→ SOURCE MATERIAL
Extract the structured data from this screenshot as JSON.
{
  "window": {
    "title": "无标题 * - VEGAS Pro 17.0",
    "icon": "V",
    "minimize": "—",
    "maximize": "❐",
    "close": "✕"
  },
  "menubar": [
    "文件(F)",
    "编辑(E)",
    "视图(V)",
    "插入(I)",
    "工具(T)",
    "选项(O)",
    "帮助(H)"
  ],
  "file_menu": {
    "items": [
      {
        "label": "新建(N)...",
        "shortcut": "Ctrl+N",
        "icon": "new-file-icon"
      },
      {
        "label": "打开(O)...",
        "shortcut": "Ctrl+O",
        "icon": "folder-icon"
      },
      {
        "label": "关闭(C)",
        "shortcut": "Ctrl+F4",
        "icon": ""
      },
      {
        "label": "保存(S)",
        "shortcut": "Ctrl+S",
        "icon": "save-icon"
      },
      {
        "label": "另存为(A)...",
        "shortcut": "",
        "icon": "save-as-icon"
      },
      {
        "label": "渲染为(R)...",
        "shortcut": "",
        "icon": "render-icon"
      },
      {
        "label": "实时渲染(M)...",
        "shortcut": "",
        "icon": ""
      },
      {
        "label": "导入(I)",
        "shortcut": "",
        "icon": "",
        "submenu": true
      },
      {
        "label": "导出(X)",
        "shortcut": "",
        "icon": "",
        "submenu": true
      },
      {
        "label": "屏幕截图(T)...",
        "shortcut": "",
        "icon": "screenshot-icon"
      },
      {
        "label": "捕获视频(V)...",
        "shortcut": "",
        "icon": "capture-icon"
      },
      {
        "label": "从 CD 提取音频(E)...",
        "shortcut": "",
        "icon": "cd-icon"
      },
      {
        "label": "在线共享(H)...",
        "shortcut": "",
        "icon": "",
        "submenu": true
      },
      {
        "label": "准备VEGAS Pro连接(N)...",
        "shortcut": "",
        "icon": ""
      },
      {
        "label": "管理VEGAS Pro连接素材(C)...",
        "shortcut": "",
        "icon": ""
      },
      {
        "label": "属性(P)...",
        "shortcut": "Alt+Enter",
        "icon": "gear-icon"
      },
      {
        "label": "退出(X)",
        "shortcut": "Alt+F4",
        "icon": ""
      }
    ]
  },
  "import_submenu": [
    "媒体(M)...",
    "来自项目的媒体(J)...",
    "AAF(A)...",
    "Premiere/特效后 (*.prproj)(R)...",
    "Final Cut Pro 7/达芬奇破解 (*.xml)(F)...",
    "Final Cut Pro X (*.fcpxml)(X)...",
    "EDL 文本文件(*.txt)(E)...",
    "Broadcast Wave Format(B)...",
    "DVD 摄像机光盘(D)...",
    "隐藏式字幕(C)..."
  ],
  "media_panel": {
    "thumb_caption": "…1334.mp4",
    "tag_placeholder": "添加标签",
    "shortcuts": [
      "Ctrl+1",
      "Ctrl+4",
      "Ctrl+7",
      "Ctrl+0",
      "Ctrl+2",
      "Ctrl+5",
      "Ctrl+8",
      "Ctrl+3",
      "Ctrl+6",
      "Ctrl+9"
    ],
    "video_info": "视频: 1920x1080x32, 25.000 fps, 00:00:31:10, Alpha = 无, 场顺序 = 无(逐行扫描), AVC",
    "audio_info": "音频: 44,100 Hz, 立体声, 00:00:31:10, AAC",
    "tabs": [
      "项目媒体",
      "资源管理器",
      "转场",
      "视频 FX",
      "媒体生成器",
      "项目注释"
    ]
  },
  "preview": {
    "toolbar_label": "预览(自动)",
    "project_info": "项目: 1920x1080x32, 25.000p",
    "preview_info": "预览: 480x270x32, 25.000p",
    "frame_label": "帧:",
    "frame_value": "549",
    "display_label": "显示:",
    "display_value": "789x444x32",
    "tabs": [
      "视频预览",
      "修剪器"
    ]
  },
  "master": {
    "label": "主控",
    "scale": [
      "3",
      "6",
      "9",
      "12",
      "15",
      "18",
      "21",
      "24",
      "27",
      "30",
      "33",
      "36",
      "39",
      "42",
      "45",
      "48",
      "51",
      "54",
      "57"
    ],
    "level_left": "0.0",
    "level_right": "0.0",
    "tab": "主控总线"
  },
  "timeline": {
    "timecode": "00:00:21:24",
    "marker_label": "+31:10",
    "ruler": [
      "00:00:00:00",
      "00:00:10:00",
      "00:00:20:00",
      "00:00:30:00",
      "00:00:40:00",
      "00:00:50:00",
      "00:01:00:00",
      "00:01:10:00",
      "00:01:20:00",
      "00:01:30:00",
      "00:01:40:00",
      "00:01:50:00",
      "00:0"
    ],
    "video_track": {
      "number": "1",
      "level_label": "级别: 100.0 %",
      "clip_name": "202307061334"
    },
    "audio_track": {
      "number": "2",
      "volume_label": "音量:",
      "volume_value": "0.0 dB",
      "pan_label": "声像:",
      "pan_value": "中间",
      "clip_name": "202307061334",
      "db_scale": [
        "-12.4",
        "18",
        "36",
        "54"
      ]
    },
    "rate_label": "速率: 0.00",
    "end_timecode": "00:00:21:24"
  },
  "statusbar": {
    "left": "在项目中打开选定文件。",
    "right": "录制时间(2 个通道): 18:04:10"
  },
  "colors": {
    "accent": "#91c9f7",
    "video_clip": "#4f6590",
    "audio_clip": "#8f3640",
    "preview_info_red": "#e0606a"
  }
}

→ DIRECTIONS FOR THIS TASK
Extract the whole listing, character for character.

→ SOLUTION
Extract the structured data from this screenshot as JSON.
{
  "window": {
    "title": "无标题 * - VEGAS Pro 17.0",
    "icon": "V",
    "minimize": "—",
    "maximize": "❐",
    "close": "✕"
  },
  "menubar": [
    "文件(F)",
    "编辑(E)",
    "视图(V)",
    "插入(I)",
    "工具(T)",
    "选项(O)",
    "帮助(H)"
  ],
  "file_menu": {
    "items": [
      {
        "label": "新建(N)...",
        "shortcut": "Ctrl+N",
        "icon": "new-file-icon"
      },
      {
        "label": "打开(O)...",
        "shortcut": "Ctrl+O",
        "icon": "folder-icon"
      },
      {
        "label": "关闭(C)",
        "shortcut": "Ctrl+F4",
        "icon": ""
      },
      {
        "label": "保存(S)",
        "shortcut": "Ctrl+S",
        "icon": "save-icon"
      },
      {
        "label": "另存为(A)...",
        "shortcut": "",
        "icon": "save-as-icon"
      },
      {
        "label": "渲染为(R)...",
        "shortcut": "",
        "icon": "render-icon"
      },
      {
        "label": "实时渲染(M)...",
        "shortcut": "",
        "icon": ""
      },
      {
        "label": "导入(I)",
        "shortcut": "",
        "icon": "",
        "submenu": true
      },
      {
        "label": "导出(X)",
        "shortcut": "",
        "icon": "",
        "submenu": true
      },
      {
        "label": "屏幕截图(T)...",
        "shortcut": "",
        "icon": "screenshot-icon"
      },
      {
        "label": "捕获视频(V)...",
        "shortcut": "",
        "icon": "capture-icon"
      },
      {
        "label": "从 CD 提取音频(E)...",
        "shortcut": "",
        "icon": "cd-icon"
      },
      {
        "label": "在线共享(H)...",
        "shortcut": "",
        "icon": "",
        "submenu": true
      },
      {
        "label": "准备VEGAS Pro连接(N)...",
        "shortcut": "",
        "icon": ""
      },
      {
        "label": "管理VEGAS Pro连接素材(C)...",
        "shortcut": "",
        "icon": ""
      },
      {
        "label": "属性(P)...",
        "shortcut": "Alt+Enter",
        "icon": "gear-icon"
      },
      {
        "label": "退出(X)",
        "shortcut": "Alt+F4",
        "icon": ""
      }
    ]
  },
  "import_submenu": [
    "媒体(M)...",
    "来自项目的媒体(J)...",
    "AAF(A)...",
    "Premiere/特效后 (*.prproj)(R)...",
    "Final Cut Pro 7/达芬奇破解 (*.xml)(F)...",
    "Final Cut Pro X (*.fcpxml)(X)...",
    "EDL 文本文件(*.txt)(E)...",
    "Broadcast Wave Format(B)...",
    "DVD 摄像机光盘(D)...",
    "隐藏式字幕(C)..."
  ],
  "media_panel": {
    "thumb_caption": "…1334.mp4",
    "tag_placeholder": "添加标签",
    "shortcuts": [
      "Ctrl+1",
      "Ctrl+4",
      "Ctrl+7",
      "Ctrl+0",
      "Ctrl+2",
      "Ctrl+5",
      "Ctrl+8",
      "Ctrl+3",
      "Ctrl+6",
      "Ctrl+9"
    ],
    "video_info": "视频: 1920x1080x32, 25.000 fps, 00:00:31:10, Alpha = 无, 场顺序 = 无(逐行扫描), AVC",
    "audio_info": "音频: 44,100 Hz, 立体声, 00:00:31:10, AAC",
    "tabs": [
      "项目媒体",
      "资源管理器",
      "转场",
      "视频 FX",
      "媒体生成器",
      "项目注释"
    ]
  },
  "preview": {
    "toolbar_label": "预览(自动)",
    "project_info": "项目: 1920x1080x32, 25.000p",
    "preview_info": "预览: 480x270x32, 25.000p",
    "frame_label": "帧:",
    "frame_value": "549",
    "display_label": "显示:",
    "display_value": "789x444x32",
    "tabs": [
      "视频预览",
      "修剪器"
    ]
  },
  "master": {
    "label": "主控",
    "scale": [
      "3",
      "6",
      "9",
      "12",
      "15",
      "18",
      "21",
      "24",
      "27",
      "30",
      "33",
      "36",
      "39",
      "42",
      "45",
      "48",
      "51",
      "54",
      "57"
    ],
    "level_left": "0.0",
    "level_right": "0.0",
    "tab": "主控总线"
  },
  "timeline": {
    "timecode": "00:00:21:24",
    "marker_label": "+31:10",
    "ruler": [
      "00:00:00:00",
      "00:00:10:00",
      "00:00:20:00",
      "00:00:30:00",
      "00:00:40:00",
      "00:00:50:00",
      "00:01:00:00",
      "00:01:10:00",
      "00:01:20:00",
      "00:01:30:00",
      "00:01:40:00",
      "00:01:50:00",
      "00:0"
    ],
    "video_track": {
      "number": "1",
      "level_label": "级别: 100.0 %",
      "clip_name": "202307061334"
    },
    "audio_track": {
      "number": "2",
      "volume_label": "音量:",
      "volume_value": "0.0 dB",
      "pan_label": "声像:",
      "pan_value": "中间",
      "clip_name": "202307061334",
      "db_scale": [
        "-12.4",
        "18",
        "36",
        "54"
      ]
    },
    "rate_label": "速率: 0.00",
    "end_timecode": "00:00:21:24"
  },
  "statusbar": {
    "left": "在项目中打开选定文件。",
    "right": "录制时间(2 个通道): 18:04:10"
  },
  "colors": {
    "accent": "#91c9f7",
    "video_clip": "#4f6590",
    "audio_clip": "#8f3640",
    "preview_info_red": "#e0606a"
  }
}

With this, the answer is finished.